:: REQUEST ::
In the entries that follow, how many lines hold the string "does"? Give only that number.
── PROVIDED DATA
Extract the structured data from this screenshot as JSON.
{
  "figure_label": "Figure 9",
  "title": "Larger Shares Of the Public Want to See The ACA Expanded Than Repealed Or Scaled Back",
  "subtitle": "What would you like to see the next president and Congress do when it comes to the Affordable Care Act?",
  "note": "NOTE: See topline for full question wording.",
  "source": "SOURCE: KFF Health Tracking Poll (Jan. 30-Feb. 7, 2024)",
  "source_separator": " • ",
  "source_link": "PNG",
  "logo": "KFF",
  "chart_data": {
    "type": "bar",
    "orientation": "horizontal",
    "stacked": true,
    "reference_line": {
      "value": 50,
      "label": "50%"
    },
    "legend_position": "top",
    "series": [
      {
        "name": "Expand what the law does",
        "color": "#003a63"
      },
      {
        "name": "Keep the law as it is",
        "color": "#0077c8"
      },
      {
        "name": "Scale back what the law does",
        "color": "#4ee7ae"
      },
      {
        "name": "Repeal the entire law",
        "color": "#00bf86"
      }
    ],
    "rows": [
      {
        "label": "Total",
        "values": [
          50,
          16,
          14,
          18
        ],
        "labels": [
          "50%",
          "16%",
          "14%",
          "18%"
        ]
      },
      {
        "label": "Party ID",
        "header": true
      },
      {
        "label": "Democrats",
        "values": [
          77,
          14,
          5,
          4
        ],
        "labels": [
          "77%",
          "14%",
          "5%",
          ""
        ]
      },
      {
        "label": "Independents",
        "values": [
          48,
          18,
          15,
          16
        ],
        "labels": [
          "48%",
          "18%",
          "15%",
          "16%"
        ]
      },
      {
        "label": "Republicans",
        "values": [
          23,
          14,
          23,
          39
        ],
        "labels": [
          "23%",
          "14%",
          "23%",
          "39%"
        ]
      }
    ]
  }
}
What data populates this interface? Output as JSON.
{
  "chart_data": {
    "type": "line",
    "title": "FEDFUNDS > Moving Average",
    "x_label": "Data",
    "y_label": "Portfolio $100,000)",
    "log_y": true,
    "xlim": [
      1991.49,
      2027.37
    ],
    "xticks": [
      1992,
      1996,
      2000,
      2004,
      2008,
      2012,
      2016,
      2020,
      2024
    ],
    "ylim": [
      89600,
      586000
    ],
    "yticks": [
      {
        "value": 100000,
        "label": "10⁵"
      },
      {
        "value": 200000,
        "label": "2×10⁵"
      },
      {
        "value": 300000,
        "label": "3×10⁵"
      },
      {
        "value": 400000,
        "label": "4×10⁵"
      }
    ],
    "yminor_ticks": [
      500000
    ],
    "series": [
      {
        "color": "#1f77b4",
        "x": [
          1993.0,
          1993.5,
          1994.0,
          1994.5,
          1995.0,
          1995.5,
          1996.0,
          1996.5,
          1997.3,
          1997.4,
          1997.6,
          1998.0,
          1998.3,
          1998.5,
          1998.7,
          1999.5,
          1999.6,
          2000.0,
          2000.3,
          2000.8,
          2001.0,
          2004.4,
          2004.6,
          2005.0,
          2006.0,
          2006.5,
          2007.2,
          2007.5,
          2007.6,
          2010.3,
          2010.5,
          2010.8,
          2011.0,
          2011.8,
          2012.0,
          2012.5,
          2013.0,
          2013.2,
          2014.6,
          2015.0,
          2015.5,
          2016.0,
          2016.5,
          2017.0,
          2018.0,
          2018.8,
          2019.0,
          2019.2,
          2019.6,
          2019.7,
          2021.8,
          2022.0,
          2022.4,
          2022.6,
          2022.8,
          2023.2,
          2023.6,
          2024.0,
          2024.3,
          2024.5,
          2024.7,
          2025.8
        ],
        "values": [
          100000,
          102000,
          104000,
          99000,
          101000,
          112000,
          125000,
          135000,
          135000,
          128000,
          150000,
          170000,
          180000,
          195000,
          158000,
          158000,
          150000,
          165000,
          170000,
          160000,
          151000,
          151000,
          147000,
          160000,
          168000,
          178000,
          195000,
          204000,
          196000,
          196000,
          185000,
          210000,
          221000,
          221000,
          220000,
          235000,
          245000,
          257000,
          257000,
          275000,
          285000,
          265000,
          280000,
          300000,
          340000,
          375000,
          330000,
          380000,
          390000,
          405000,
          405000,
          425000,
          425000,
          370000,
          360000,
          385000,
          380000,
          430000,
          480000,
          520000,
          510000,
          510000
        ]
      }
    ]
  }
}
────
:: WRITTEN RESPONSE ::
2